— BEGIN —

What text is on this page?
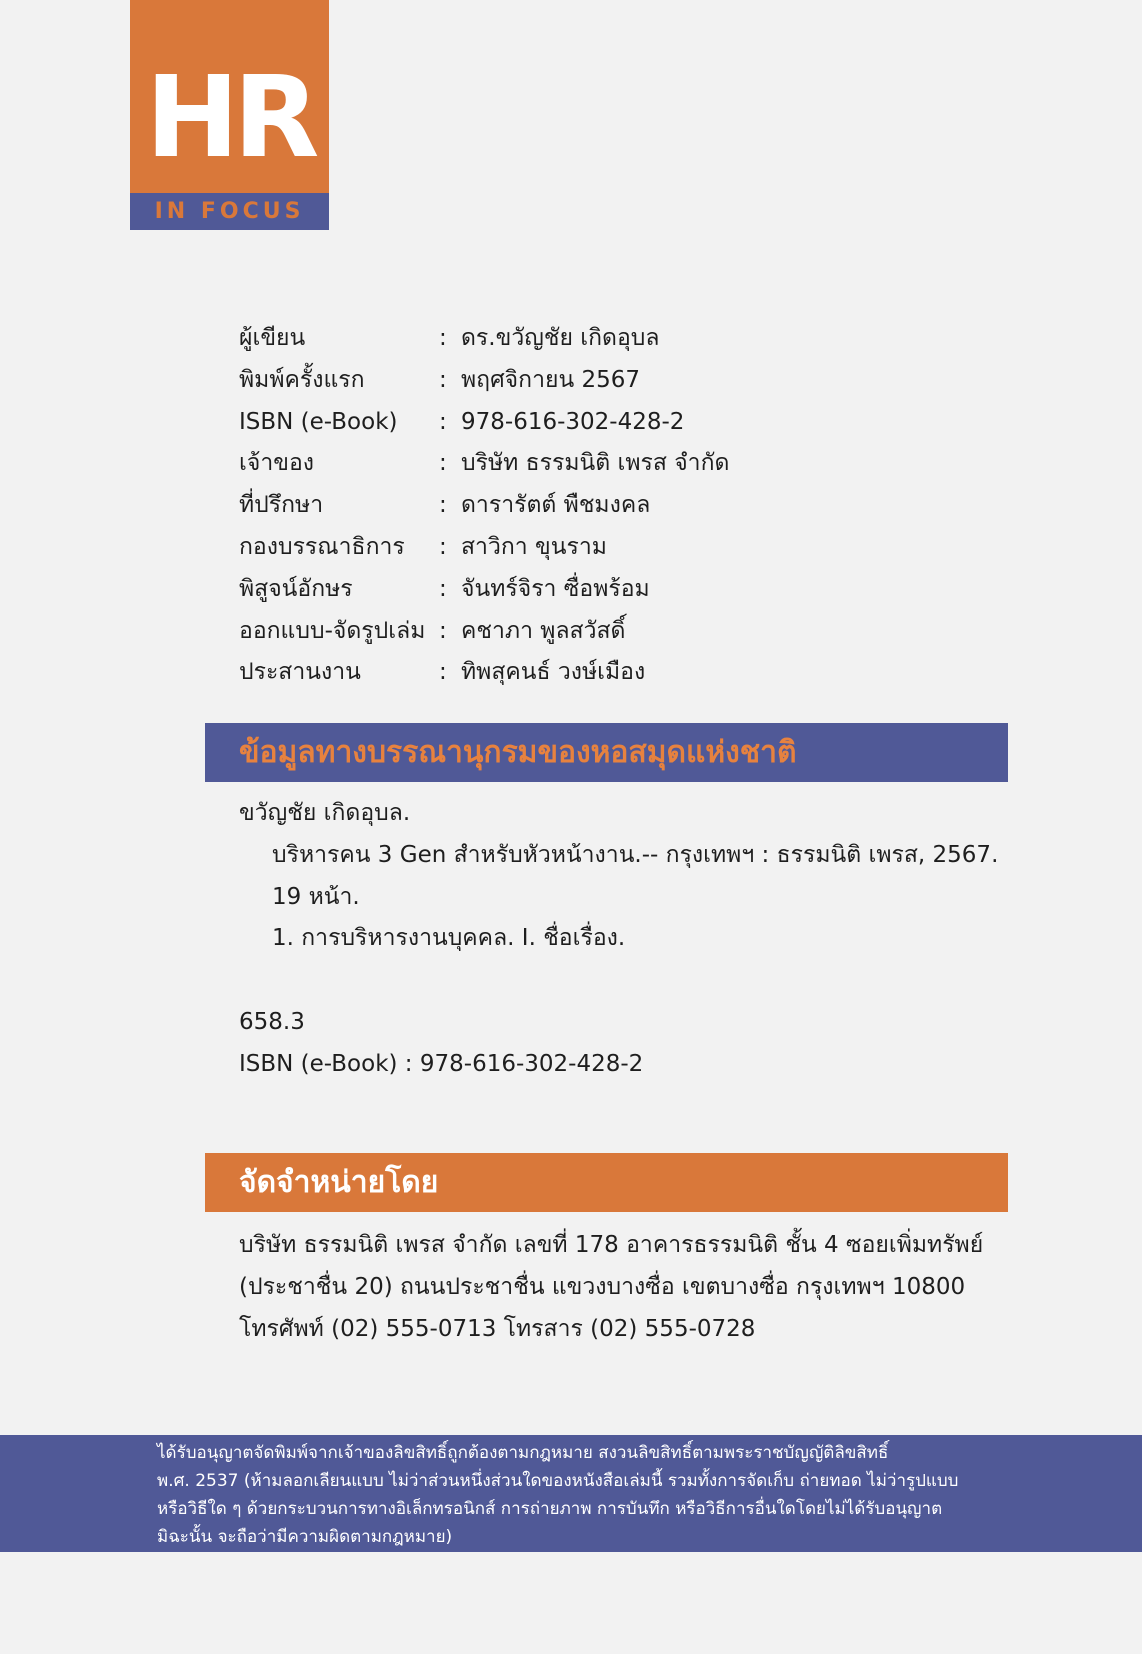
HR
IN FOCUS
ผู้เขียน	: ดร.ขวัญชัย เกิดอุบล
พิมพ์ครั้งแรก	: พฤศจิกายน 2567
ISBN (e-Book)	: 978-616-302-428-2
เจ้าของ	: บริษัท ธรรมนิติ เพรส จำกัด
ที่ปรึกษา	: ดารารัตต์ พืชมงคล
กองบรรณาธิการ	: สาวิกา ขุนราม
พิสูจน์อักษร	: จันทร์จิรา ซื่อพร้อม
ออกแบบ-จัดรูปเล่ม : คชาภา พูลสวัสดิ์
ประสานงาน	: ทิพสุคนธ์ วงษ์เมือง
ข้อมูลทางบรรณานุกรมของหอสมุดแห่งชาติ
ขวัญชัย เกิดอุบล.
บริหารคน 3 Gen สำหรับหัวหน้างาน.-- กรุงเทพฯ : ธรรมนิติ เพรส, 2567.
19 หน้า.
1. การบริหารงานบุคคล. I. ชื่อเรื่อง.
658.3
ISBN (e-Book) : 978-616-302-428-2
จัดจำหน่ายโดย
บริษัท ธรรมนิติ เพรส จำกัด เลขที่ 178 อาคารธรรมนิติ ชั้น 4 ซอยเพิ่มทรัพย์
(ประชาชื่น 20) ถนนประชาชื่น แขวงบางซื่อ เขตบางซื่อ กรุงเทพฯ 10800
โทรศัพท์ (02) 555-0713 โทรสาร (02) 555-0728
ได้รับอนุญาตจัดพิมพ์จากเจ้าของลิขสิทธิ์ถูกต้องตามกฎหมาย สงวนลิขสิทธิ์ตามพระราชบัญญัติลิขสิทธิ์
พ.ศ. 2537 (ห้ามลอกเลียนแบบ ไม่ว่าส่วนหนึ่งส่วนใดของหนังสือเล่มนี้ รวมทั้งการจัดเก็บ ถ่ายทอด ไม่ว่ารูปแบบ
หรือวิธีใด ๆ ด้วยกระบวนการทางอิเล็กทรอนิกส์ การถ่ายภาพ การบันทึก หรือวิธีการอื่นใดโดยไม่ได้รับอนุญาต
มิฉะนั้น จะถือว่ามีความผิดตามกฎหมาย)
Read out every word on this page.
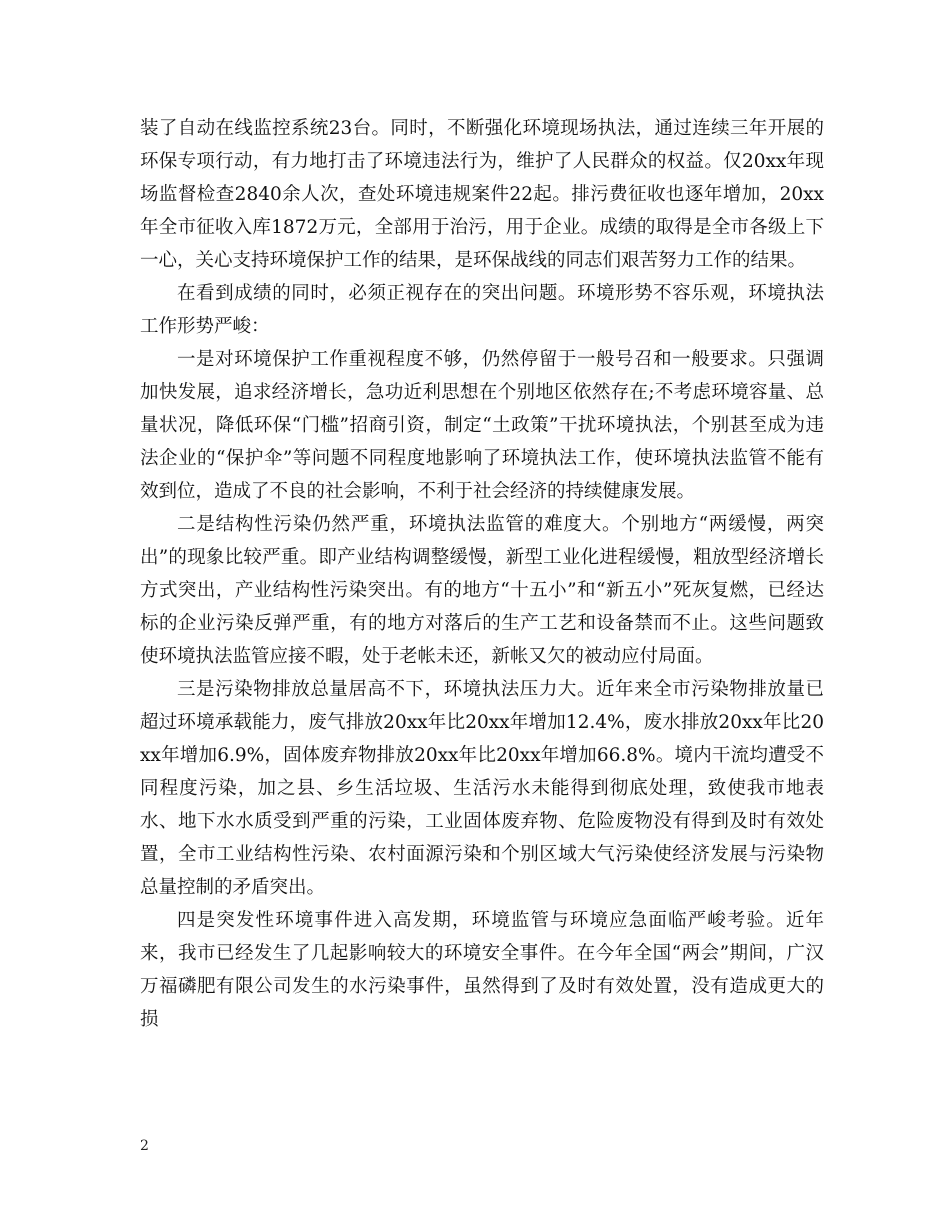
装了自动在线监控系统23台。同时，不断强化环境现场执法，通过连续三年开展的环保专项行动，有力地打击了环境违法行为，维护了人民群众的权益。仅20xx年现场监督检查2840余人次，查处环境违规案件22起。排污费征收也逐年增加，20xx年全市征收入库1872万元，全部用于治污，用于企业。成绩的取得是全市各级上下一心，关心支持环境保护工作的结果，是环保战线的同志们艰苦努力工作的结果。

在看到成绩的同时，必须正视存在的突出问题。环境形势不容乐观，环境执法工作形势严峻：

一是对环境保护工作重视程度不够，仍然停留于一般号召和一般要求。只强调加快发展，追求经济增长，急功近利思想在个别地区依然存在;不考虑环境容量、总量状况，降低环保“门槛”招商引资，制定“土政策”干扰环境执法，个别甚至成为违法企业的“保护伞”等问题不同程度地影响了环境执法工作，使环境执法监管不能有效到位，造成了不良的社会影响，不利于社会经济的持续健康发展。

二是结构性污染仍然严重，环境执法监管的难度大。个别地方“两缓慢，两突出”的现象比较严重。即产业结构调整缓慢，新型工业化进程缓慢，粗放型经济增长方式突出，产业结构性污染突出。有的地方“十五小”和“新五小”死灰复燃，已经达标的企业污染反弹严重，有的地方对落后的生产工艺和设备禁而不止。这些问题致使环境执法监管应接不暇，处于老帐未还，新帐又欠的被动应付局面。

三是污染物排放总量居高不下，环境执法压力大。近年来全市污染物排放量已超过环境承载能力，废气排放20xx年比20xx年增加12.4%，废水排放20xx年比20xx年增加6.9%，固体废弃物排放20xx年比20xx年增加66.8%。境内干流均遭受不同程度污染，加之县、乡生活垃圾、生活污水未能得到彻底处理，致使我市地表水、地下水水质受到严重的污染，工业固体废弃物、危险废物没有得到及时有效处置，全市工业结构性污染、农村面源污染和个别区域大气污染使经济发展与污染物总量控制的矛盾突出。

四是突发性环境事件进入高发期，环境监管与环境应急面临严峻考验。近年来，我市已经发生了几起影响较大的环境安全事件。在今年全国“两会”期间，广汉万福磷肥有限公司发生的水污染事件，虽然得到了及时有效处置，没有造成更大的损

2
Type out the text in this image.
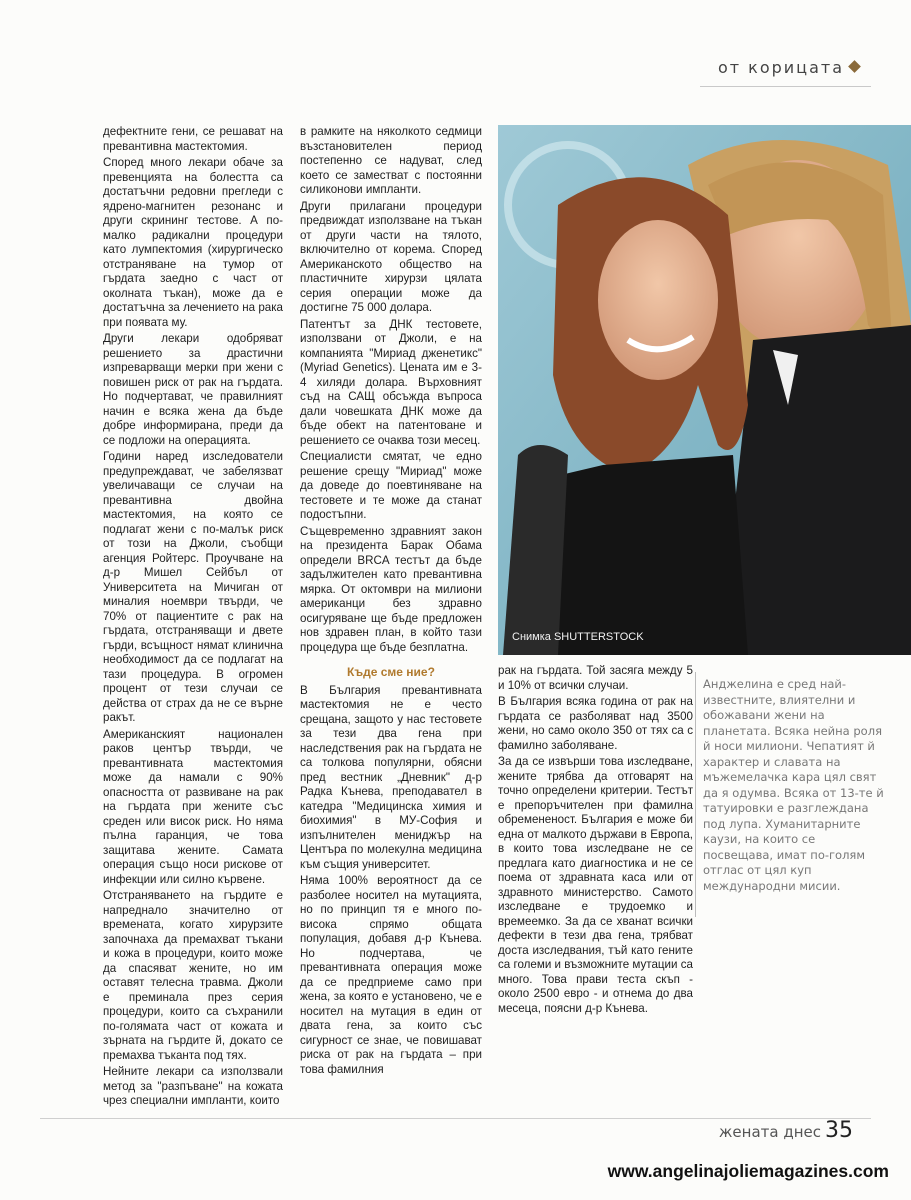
от корицата

дефектните гени, се решават на превантивна мастектомия.

Според много лекари обаче за превенцията на болестта са достатъчни редовни прегледи с ядрено-магнитен резонанс и други скрининг тестове. А по-малко радикални процедури като лумпектомия (хирургическо отстраняване на тумор от гърдата заедно с част от околната тъкан), може да е достатъчна за лечението на рака при появата му.

Други лекари одобряват решението за драстични изпреварващи мерки при жени с повишен риск от рак на гърдата. Но подчертават, че правилният начин е всяка жена да бъде добре информирана, преди да се подложи на операцията.

Години наред изследователи предупреждават, че забелязват увеличаващи се случаи на превантивна двойна мастектомия, на която се подлагат жени с по-малък риск от този на Джоли, съобщи агенция Ройтерс. Проучване на д-р Мишел Сейбъл от Университета на Мичиган от миналия ноември твърди, че 70% от пациентите с рак на гърдата, отстраняващи и двете гърди, всъщност нямат клинична необходимост да се подлагат на тази процедура. В огромен процент от тези случаи се действа от страх да не се върне ракът.

Американският национален раков център твърди, че превантивната мастектомия може да намали с 90% опасността от развиване на рак на гърдата при жените със среден или висок риск. Но няма пълна гаранция, че това защитава жените. Самата операция също носи рискове от инфекции или силно кървене.

Отстраняването на гърдите е напреднало значително от времената, когато хирурзите започнаха да премахват тъкани и кожа в процедури, които може да спасяват жените, но им оставят телесна травма. Джоли е преминала през серия процедури, които са съхранили по-голямата част от кожата и зърната на гърдите й, докато се премахва тъканта под тях.

Нейните лекари са използвали метод за "разпъване" на кожата чрез специални импланти, които

в рамките на няколкото седмици възстановителен период постепенно се надуват, след което се заместват с постоянни силиконови импланти.

Други прилагани процедури предвиждат използване на тъкан от други части на тялото, включително от корема. Според Американското общество на пластичните хирурзи цялата серия операции може да достигне 75 000 долара.

Патентът за ДНК тестовете, използвани от Джоли, е на компанията "Мириад дженетикс" (Myriad Genetics). Цената им е 3-4 хиляди долара. Върховният съд на САЩ обсъжда въпроса дали човешката ДНК може да бъде обект на патентоване и решението се очаква този месец.

Специалисти смятат, че едно решение срещу "Мириад" може да доведе до поевтиняване на тестовете и те може да станат подостъпни.

Същевременно здравният закон на президента Барак Обама определи BRCA тестът да бъде задължителен като превантивна мярка. От октомври на милиони американци без здравно осигуряване ще бъде предложен нов здравен план, в който тази процедура ще бъде безплатна.

Къде сме ние?

В България превантивната мастектомия не е често срещана, защото у нас тестовете за тези два гена при наследствения рак на гърдата не са толкова популярни, обясни пред вестник „Дневник" д-р Радка Кънева, преподавател в катедра "Медицинска химия и биохимия" в МУ-София и изпълнителен мениджър на Центъра по молекулна медицина към същия университет.

Няма 100% вероятност да се разболее носител на мутацията, но по принцип тя е много по-висока спрямо общата популация, добавя д-р Кънева. Но подчертава, че превантивната операция може да се предприеме само при жена, за която е установено, че е носител на мутация в един от двата гена, за които със сигурност се знае, че повишават риска от рак на гърдата – при това фамилния

Снимка SHUTTERSTOCK

рак на гърдата. Той засяга между 5 и 10% от всички случаи.

В България всяка година от рак на гърдата се разболяват над 3500 жени, но само около 350 от тях са с фамилно заболяване.

За да се извърши това изследване, жените трябва да отговарят на точно определени критерии. Тестът е препоръчителен при фамилна обремененост. България е може би една от малкото държави в Европа, в които това изследване не се предлага като диагностика и не се поема от здравната каса или от здравното министерство. Самото изследване е трудоемко и времеемко. За да се хванат всички дефекти в тези два гена, трябват доста изследвания, тъй като гените са големи и възможните мутации са много. Това прави теста скъп - около 2500 евро - и отнема до два месеца, поясни д-р Кънева.

Анджелина е сред най-известните, влиятелни и обожавани жени на планетата. Всяка нейна роля й носи милиони. Чепатият й характер и славата на мъжемелачка кара цял свят да я одумва. Всяка от 13-те й татуировки е разглеждана под лупа. Хуманитарните каузи, на които се посвещава, имат по-голям отглас от цял куп международни мисии.
жената днес 35
www.angelinajoliemagazines.com
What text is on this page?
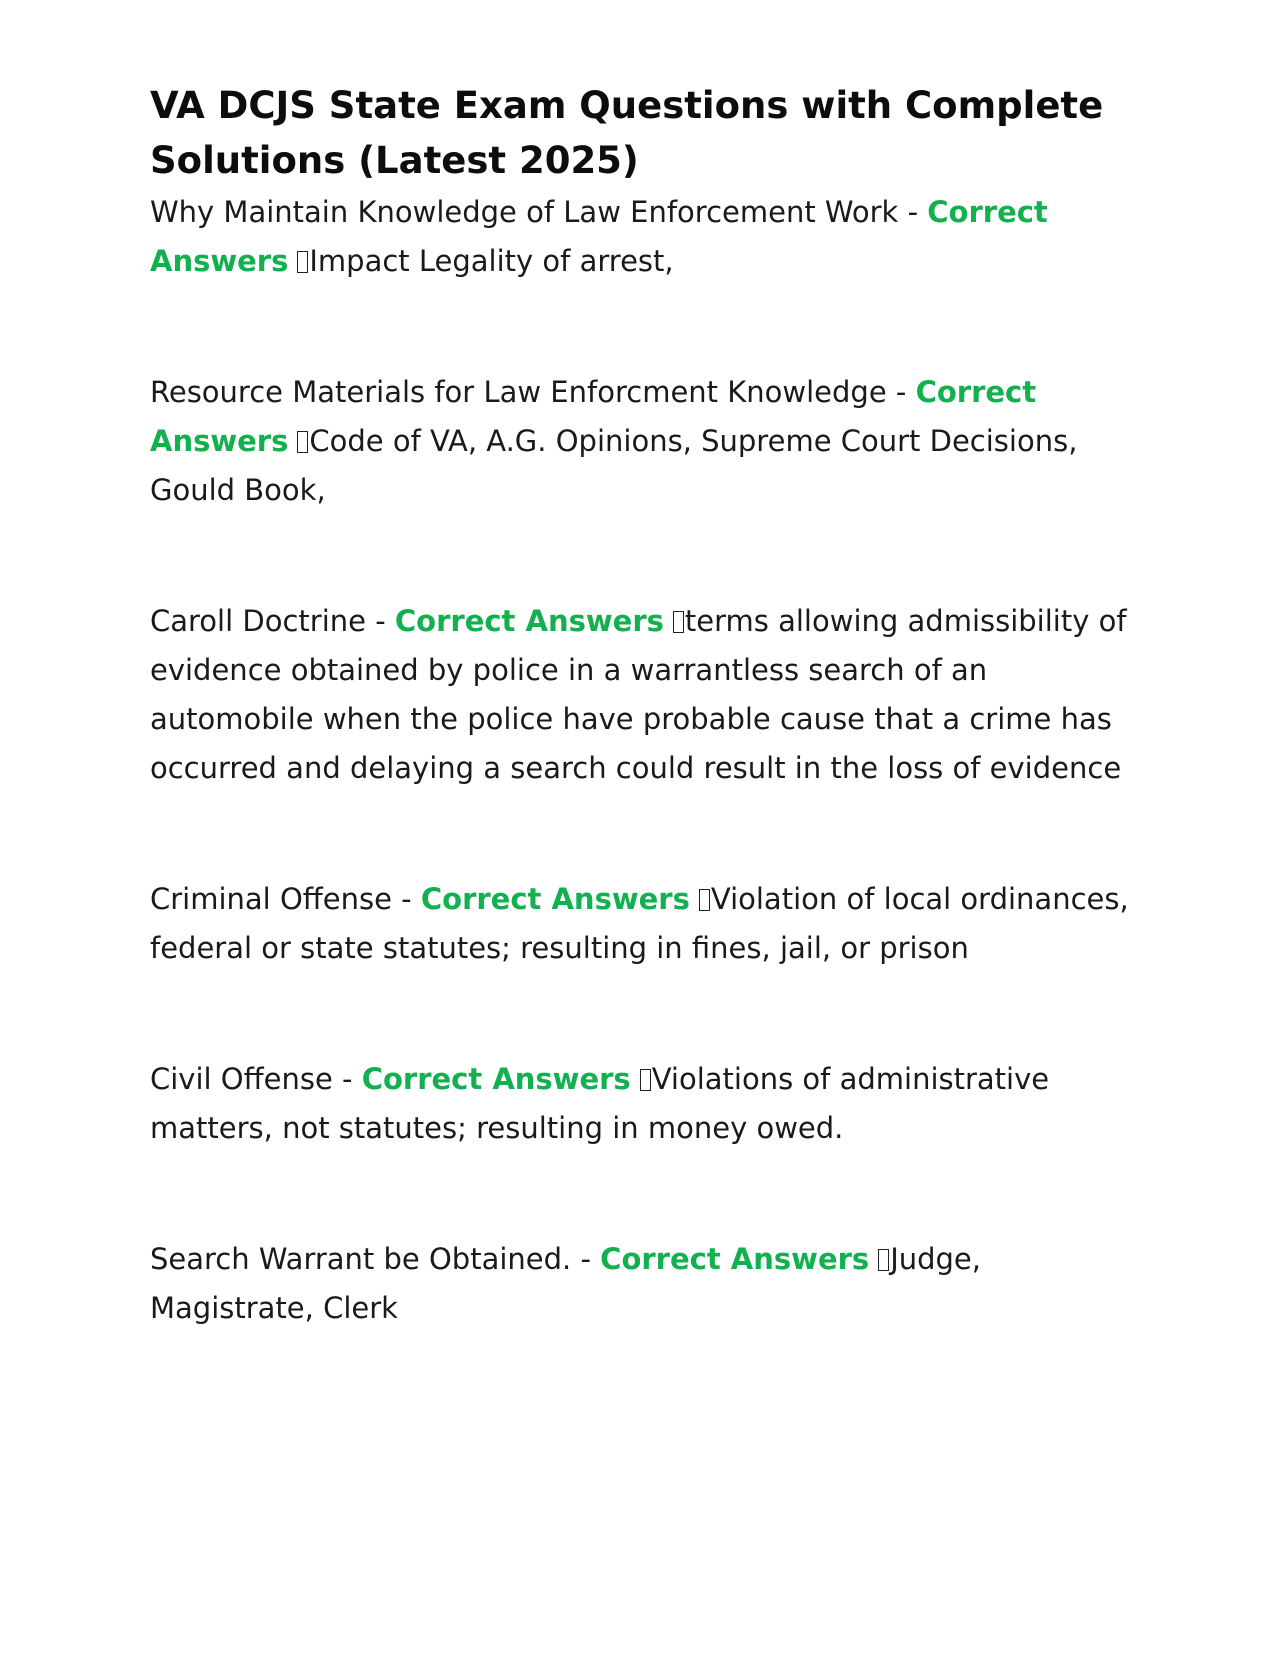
VA DCJS State Exam Questions with Complete Solutions (Latest 2025)

Why Maintain Knowledge of Law Enforcement Work - Correct Answers Impact Legality of arrest,

Resource Materials for Law Enforcment Knowledge - Correct Answers Code of VA, A.G. Opinions, Supreme Court Decisions, Gould Book,

Caroll Doctrine - Correct Answers terms allowing admissibility of evidence obtained by police in a warrantless search of an automobile when the police have probable cause that a crime has occurred and delaying a search could result in the loss of evidence

Criminal Offense - Correct Answers Violation of local ordinances, federal or state statutes; resulting in fines, jail, or prison

Civil Offense - Correct Answers Violations of administrative matters, not statutes; resulting in money owed.

Search Warrant be Obtained. - Correct Answers Judge, Magistrate, Clerk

— END —

EXERCISE BRIEF:
Show the lines of the material that contain the word "ธรรมน".

COMPLETE OUTPUT:
เจ้าของ	: บริษัท ธรรมนิติ เพรส จำกัด
บริหารคน 3 Gen สำหรับหัวหน้างาน.-- กรุงเทพฯ : ธรรมนิติ เพรส, 2567.
บริษัท ธรรมนิติ เพรส จำกัด เลขที่ 178 อาคารธรรมนิติ ชั้น 4 ซอยเพิ่มทรัพย์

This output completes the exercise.